*Exercise description*
Only the number is wanted: how many lines contain the string "Hristodulidis"?

-------- Supplied material --------

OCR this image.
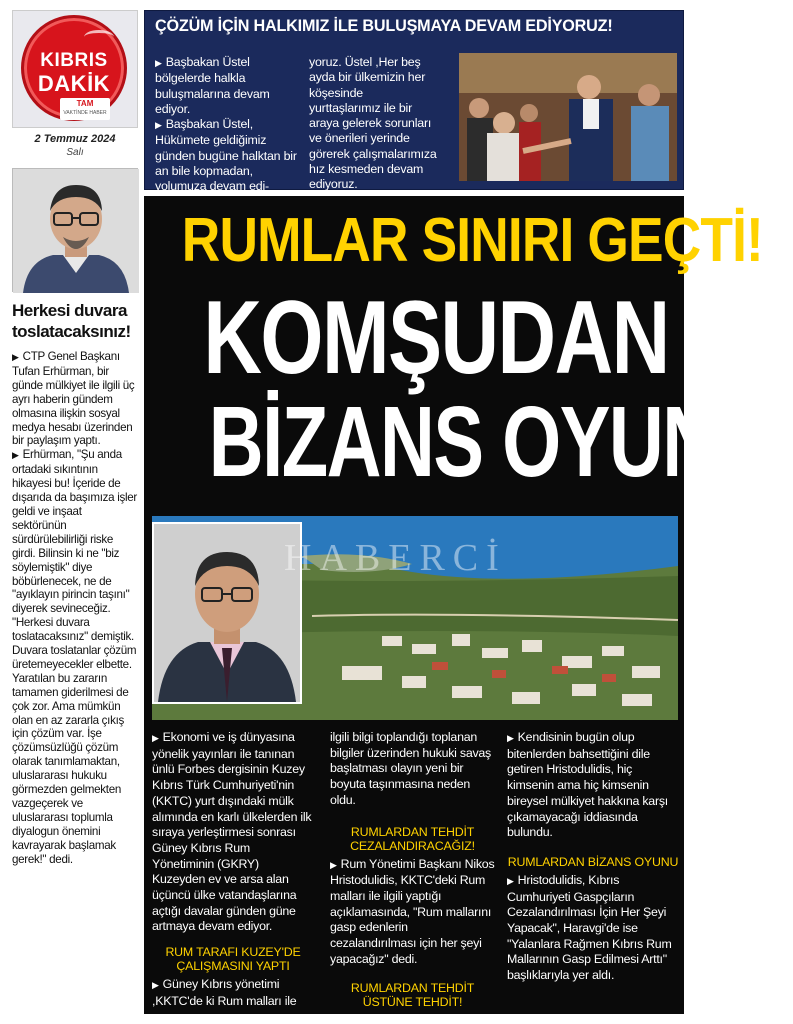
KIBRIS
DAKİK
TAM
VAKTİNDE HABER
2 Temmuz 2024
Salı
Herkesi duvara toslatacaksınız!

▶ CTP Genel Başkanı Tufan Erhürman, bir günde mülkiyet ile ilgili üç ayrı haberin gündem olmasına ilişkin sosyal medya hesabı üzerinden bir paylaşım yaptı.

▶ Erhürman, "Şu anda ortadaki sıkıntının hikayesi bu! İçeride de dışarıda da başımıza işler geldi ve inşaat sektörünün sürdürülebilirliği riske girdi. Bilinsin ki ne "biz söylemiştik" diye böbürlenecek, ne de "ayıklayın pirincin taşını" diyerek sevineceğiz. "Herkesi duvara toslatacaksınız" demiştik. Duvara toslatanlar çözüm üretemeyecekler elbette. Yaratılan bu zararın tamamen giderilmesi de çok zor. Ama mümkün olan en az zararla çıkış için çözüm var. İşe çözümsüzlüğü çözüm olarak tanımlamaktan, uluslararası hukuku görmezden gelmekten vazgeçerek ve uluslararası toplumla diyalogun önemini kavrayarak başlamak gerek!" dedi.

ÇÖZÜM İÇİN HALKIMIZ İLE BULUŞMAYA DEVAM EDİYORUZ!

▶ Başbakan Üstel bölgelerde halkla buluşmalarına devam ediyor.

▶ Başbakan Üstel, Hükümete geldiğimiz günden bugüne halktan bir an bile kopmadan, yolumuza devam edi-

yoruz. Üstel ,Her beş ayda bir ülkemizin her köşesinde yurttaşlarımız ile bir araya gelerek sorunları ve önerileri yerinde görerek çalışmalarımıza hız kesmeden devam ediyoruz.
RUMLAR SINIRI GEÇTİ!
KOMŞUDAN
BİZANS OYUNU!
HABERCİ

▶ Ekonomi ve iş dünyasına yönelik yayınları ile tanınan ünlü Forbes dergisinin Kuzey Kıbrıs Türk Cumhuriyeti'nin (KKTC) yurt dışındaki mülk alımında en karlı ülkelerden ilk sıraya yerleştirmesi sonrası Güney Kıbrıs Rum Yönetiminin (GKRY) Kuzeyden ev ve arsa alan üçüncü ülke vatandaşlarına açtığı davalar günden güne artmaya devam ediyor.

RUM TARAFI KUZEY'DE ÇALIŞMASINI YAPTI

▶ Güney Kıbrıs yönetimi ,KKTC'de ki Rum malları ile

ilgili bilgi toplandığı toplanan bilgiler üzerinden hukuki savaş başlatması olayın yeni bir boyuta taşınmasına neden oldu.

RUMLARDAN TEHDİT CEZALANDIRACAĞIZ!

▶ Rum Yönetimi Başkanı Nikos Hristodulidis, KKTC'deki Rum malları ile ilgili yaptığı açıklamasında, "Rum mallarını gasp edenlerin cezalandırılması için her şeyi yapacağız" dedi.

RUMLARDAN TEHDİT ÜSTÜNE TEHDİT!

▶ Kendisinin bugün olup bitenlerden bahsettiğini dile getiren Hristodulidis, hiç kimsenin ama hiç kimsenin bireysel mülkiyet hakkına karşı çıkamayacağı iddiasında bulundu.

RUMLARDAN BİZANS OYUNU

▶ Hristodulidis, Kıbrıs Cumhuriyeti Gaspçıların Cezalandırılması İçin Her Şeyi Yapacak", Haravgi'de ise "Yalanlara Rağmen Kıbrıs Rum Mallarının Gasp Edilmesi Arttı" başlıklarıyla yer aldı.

--------
-------- Supplied material --------

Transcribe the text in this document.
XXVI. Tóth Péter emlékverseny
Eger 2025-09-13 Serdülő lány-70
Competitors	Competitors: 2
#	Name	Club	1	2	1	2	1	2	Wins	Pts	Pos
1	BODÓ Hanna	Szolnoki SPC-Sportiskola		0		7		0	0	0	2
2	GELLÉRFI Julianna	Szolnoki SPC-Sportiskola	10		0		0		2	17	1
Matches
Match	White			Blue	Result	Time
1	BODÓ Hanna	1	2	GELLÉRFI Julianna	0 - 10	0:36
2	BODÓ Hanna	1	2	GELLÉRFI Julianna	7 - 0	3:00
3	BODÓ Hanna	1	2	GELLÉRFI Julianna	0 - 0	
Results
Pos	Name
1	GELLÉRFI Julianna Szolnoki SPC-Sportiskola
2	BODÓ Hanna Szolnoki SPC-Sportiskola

--------

*Exercise solution*
3